■ EXERCISE TASK ■
Omit all images, then return the remaining material exactly as it stands.

[start STORED DATA]

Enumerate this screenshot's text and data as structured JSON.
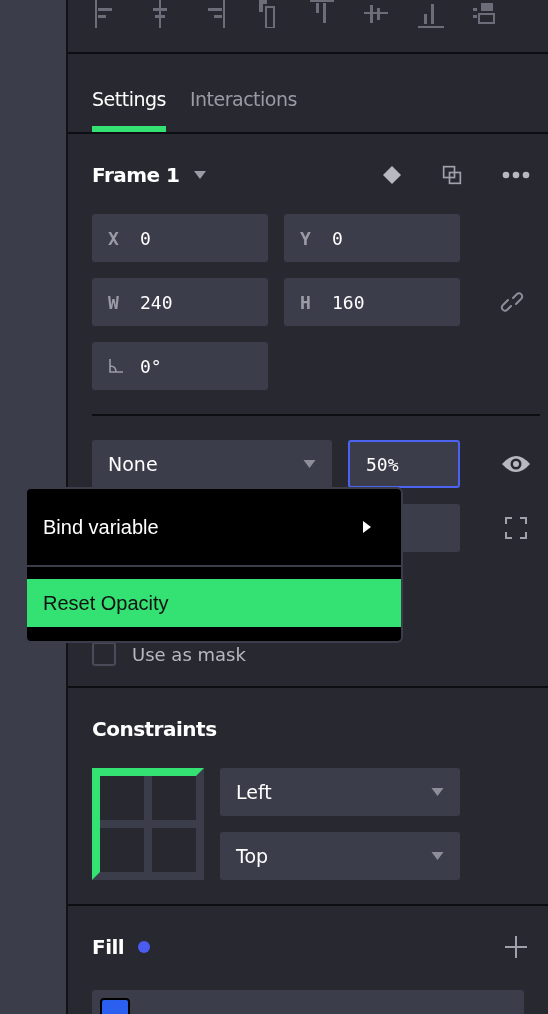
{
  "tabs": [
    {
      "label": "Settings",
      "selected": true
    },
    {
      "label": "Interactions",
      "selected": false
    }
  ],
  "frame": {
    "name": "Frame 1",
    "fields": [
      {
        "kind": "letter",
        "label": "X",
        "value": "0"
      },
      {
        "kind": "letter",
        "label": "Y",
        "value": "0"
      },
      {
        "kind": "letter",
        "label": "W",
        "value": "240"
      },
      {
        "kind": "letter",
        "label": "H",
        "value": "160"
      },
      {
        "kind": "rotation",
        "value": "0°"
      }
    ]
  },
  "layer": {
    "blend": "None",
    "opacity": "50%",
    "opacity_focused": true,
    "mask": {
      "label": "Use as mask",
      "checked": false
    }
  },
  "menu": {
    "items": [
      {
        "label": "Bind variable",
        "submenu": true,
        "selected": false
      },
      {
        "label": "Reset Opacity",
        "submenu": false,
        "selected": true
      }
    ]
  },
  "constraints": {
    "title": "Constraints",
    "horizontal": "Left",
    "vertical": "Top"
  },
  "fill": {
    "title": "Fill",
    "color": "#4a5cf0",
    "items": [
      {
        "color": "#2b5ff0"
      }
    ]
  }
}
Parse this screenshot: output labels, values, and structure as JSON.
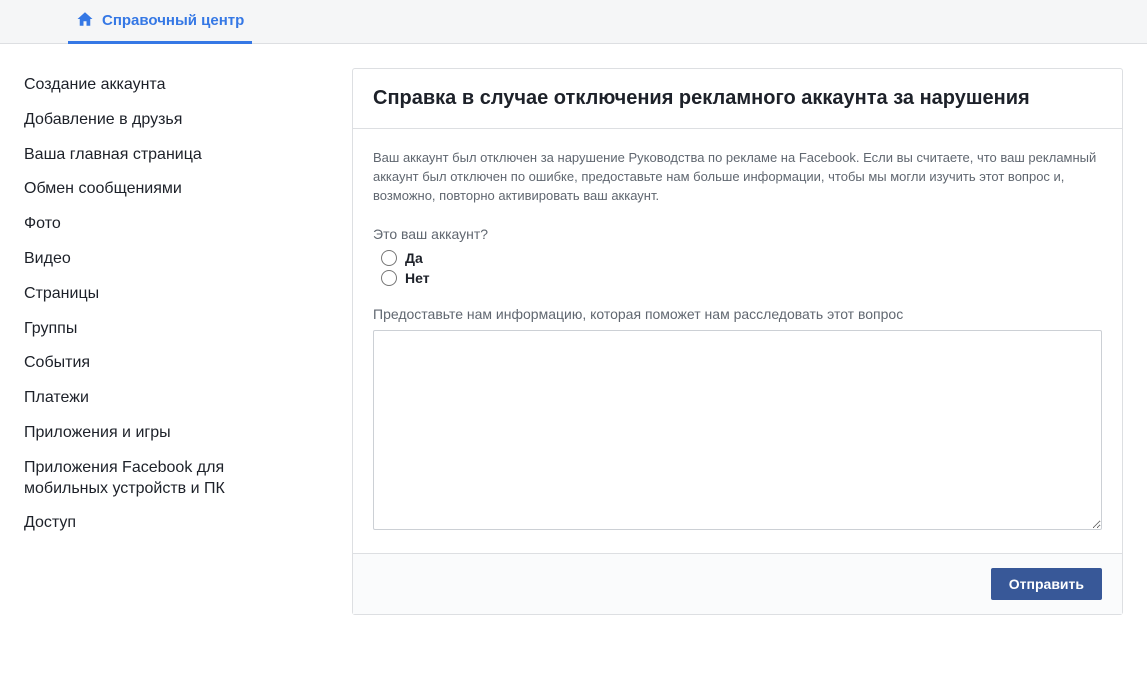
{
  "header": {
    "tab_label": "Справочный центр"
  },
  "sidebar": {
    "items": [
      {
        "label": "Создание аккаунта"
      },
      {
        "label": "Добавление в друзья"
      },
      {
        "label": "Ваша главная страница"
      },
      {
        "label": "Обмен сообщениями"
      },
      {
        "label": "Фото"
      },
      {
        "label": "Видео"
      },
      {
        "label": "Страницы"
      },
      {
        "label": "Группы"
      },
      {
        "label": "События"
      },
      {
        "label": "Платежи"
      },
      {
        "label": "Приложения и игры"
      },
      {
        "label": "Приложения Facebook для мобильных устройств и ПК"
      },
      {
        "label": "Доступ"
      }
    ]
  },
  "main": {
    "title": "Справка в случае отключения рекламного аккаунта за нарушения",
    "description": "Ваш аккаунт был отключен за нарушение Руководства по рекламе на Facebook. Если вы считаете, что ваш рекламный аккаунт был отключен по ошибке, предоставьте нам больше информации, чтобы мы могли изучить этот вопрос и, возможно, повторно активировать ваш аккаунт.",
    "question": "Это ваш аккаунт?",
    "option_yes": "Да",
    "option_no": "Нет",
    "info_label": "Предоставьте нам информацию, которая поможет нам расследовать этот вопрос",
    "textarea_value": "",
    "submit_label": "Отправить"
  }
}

[end STORED DATA]

■ SOLUTION FOR THIS EXERCISE ■
Enumerate this screenshot's text and data as structured JSON.
{
  "tabs": [
    {
      "label": "Settings",
      "selected": true
    },
    {
      "label": "Interactions",
      "selected": false
    }
  ],
  "frame": {
    "name": "Frame 1",
    "fields": [
      {
        "kind": "letter",
        "label": "X",
        "value": "0"
      },
      {
        "kind": "letter",
        "label": "Y",
        "value": "0"
      },
      {
        "kind": "letter",
        "label": "W",
        "value": "240"
      },
      {
        "kind": "letter",
        "label": "H",
        "value": "160"
      },
      {
        "kind": "rotation",
        "value": "0°"
      }
    ]
  },
  "layer": {
    "blend": "None",
    "opacity": "50%",
    "opacity_focused": true,
    "mask": {
      "label": "Use as mask",
      "checked": false
    }
  },
  "menu": {
    "items": [
      {
        "label": "Bind variable",
        "submenu": true,
        "selected": false
      },
      {
        "label": "Reset Opacity",
        "submenu": false,
        "selected": true
      }
    ]
  },
  "constraints": {
    "title": "Constraints",
    "horizontal": "Left",
    "vertical": "Top"
  },
  "fill": {
    "title": "Fill",
    "color": "#4a5cf0",
    "items": [
      {
        "color": "#2b5ff0"
      }
    ]
  }
}
Parse this screenshot: output labels, values, and structure as JSON.
{
  "header": {
    "tab_label": "Справочный центр"
  },
  "sidebar": {
    "items": [
      {
        "label": "Создание аккаунта"
      },
      {
        "label": "Добавление в друзья"
      },
      {
        "label": "Ваша главная страница"
      },
      {
        "label": "Обмен сообщениями"
      },
      {
        "label": "Фото"
      },
      {
        "label": "Видео"
      },
      {
        "label": "Страницы"
      },
      {
        "label": "Группы"
      },
      {
        "label": "События"
      },
      {
        "label": "Платежи"
      },
      {
        "label": "Приложения и игры"
      },
      {
        "label": "Приложения Facebook для мобильных устройств и ПК"
      },
      {
        "label": "Доступ"
      }
    ]
  },
  "main": {
    "title": "Справка в случае отключения рекламного аккаунта за нарушения",
    "description": "Ваш аккаунт был отключен за нарушение Руководства по рекламе на Facebook. Если вы считаете, что ваш рекламный аккаунт был отключен по ошибке, предоставьте нам больше информации, чтобы мы могли изучить этот вопрос и, возможно, повторно активировать ваш аккаунт.",
    "question": "Это ваш аккаунт?",
    "option_yes": "Да",
    "option_no": "Нет",
    "info_label": "Предоставьте нам информацию, которая поможет нам расследовать этот вопрос",
    "textarea_value": "",
    "submit_label": "Отправить"
  }
}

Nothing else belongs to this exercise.